Set task:
Write out the entries below once more, exactly.

_ _ _ _

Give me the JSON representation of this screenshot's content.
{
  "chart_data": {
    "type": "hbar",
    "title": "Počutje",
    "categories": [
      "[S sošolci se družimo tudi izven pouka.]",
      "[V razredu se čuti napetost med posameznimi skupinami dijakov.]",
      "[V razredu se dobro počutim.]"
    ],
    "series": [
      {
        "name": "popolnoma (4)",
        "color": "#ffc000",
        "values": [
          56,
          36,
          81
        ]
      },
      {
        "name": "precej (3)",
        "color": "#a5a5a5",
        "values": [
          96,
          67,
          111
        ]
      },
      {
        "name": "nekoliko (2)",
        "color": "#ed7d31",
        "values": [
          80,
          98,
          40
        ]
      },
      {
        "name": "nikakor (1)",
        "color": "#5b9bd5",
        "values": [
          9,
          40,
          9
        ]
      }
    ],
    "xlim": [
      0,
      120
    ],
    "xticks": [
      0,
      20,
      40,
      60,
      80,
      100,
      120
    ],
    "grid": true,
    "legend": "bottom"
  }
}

_ _ _ _

Exercise result:
Give me the JSON representation of this screenshot's content.
{
  "chart_data": {
    "type": "hbar",
    "title": "Počutje",
    "categories": [
      "[S sošolci se družimo tudi izven pouka.]",
      "[V razredu se čuti napetost med posameznimi skupinami dijakov.]",
      "[V razredu se dobro počutim.]"
    ],
    "series": [
      {
        "name": "popolnoma (4)",
        "color": "#ffc000",
        "values": [
          56,
          36,
          81
        ]
      },
      {
        "name": "precej (3)",
        "color": "#a5a5a5",
        "values": [
          96,
          67,
          111
        ]
      },
      {
        "name": "nekoliko (2)",
        "color": "#ed7d31",
        "values": [
          80,
          98,
          40
        ]
      },
      {
        "name": "nikakor (1)",
        "color": "#5b9bd5",
        "values": [
          9,
          40,
          9
        ]
      }
    ],
    "xlim": [
      0,
      120
    ],
    "xticks": [
      0,
      20,
      40,
      60,
      80,
      100,
      120
    ],
    "grid": true,
    "legend": "bottom"
  }
}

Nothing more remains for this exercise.